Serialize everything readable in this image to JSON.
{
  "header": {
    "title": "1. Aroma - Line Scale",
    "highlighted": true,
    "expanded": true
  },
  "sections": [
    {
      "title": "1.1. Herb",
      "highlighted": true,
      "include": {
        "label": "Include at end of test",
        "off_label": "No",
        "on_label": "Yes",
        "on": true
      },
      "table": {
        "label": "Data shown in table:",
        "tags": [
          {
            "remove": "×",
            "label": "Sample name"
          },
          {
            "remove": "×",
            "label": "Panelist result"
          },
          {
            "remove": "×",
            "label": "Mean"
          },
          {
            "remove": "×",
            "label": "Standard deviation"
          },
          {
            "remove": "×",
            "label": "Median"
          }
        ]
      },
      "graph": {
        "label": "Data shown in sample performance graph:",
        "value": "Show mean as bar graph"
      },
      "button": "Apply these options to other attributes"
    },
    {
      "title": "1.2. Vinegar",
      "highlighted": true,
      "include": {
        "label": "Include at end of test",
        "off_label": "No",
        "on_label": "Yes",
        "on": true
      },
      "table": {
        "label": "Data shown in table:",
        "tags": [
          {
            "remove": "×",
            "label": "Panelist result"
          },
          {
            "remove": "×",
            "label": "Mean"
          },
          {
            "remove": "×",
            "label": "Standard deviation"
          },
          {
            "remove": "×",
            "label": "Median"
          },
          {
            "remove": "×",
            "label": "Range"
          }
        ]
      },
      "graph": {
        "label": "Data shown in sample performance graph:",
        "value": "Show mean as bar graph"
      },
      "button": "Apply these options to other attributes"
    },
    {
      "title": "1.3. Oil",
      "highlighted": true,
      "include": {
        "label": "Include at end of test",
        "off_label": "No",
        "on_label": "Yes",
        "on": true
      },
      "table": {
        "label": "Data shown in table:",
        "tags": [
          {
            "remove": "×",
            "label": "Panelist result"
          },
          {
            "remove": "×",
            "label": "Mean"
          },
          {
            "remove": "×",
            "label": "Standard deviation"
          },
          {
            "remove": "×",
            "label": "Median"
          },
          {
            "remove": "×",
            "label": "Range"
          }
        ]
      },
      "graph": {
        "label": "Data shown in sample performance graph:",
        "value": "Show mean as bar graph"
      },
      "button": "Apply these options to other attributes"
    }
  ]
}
_ _ _ _
◆ **Directive**:
Set down the listing above in full, please, exactly as it appears.

◆ **Exercise response**:
Serialize everything readable in this image to JSON.
{
  "header": {
    "title": "1. Aroma - Line Scale",
    "highlighted": true,
    "expanded": true
  },
  "sections": [
    {
      "title": "1.1. Herb",
      "highlighted": true,
      "include": {
        "label": "Include at end of test",
        "off_label": "No",
        "on_label": "Yes",
        "on": true
      },
      "table": {
        "label": "Data shown in table:",
        "tags": [
          {
            "remove": "×",
            "label": "Sample name"
          },
          {
            "remove": "×",
            "label": "Panelist result"
          },
          {
            "remove": "×",
            "label": "Mean"
          },
          {
            "remove": "×",
            "label": "Standard deviation"
          },
          {
            "remove": "×",
            "label": "Median"
          }
        ]
      },
      "graph": {
        "label": "Data shown in sample performance graph:",
        "value": "Show mean as bar graph"
      },
      "button": "Apply these options to other attributes"
    },
    {
      "title": "1.2. Vinegar",
      "highlighted": true,
      "include": {
        "label": "Include at end of test",
        "off_label": "No",
        "on_label": "Yes",
        "on": true
      },
      "table": {
        "label": "Data shown in table:",
        "tags": [
          {
            "remove": "×",
            "label": "Panelist result"
          },
          {
            "remove": "×",
            "label": "Mean"
          },
          {
            "remove": "×",
            "label": "Standard deviation"
          },
          {
            "remove": "×",
            "label": "Median"
          },
          {
            "remove": "×",
            "label": "Range"
          }
        ]
      },
      "graph": {
        "label": "Data shown in sample performance graph:",
        "value": "Show mean as bar graph"
      },
      "button": "Apply these options to other attributes"
    },
    {
      "title": "1.3. Oil",
      "highlighted": true,
      "include": {
        "label": "Include at end of test",
        "off_label": "No",
        "on_label": "Yes",
        "on": true
      },
      "table": {
        "label": "Data shown in table:",
        "tags": [
          {
            "remove": "×",
            "label": "Panelist result"
          },
          {
            "remove": "×",
            "label": "Mean"
          },
          {
            "remove": "×",
            "label": "Standard deviation"
          },
          {
            "remove": "×",
            "label": "Median"
          },
          {
            "remove": "×",
            "label": "Range"
          }
        ]
      },
      "graph": {
        "label": "Data shown in sample performance graph:",
        "value": "Show mean as bar graph"
      },
      "button": "Apply these options to other attributes"
    }
  ]
}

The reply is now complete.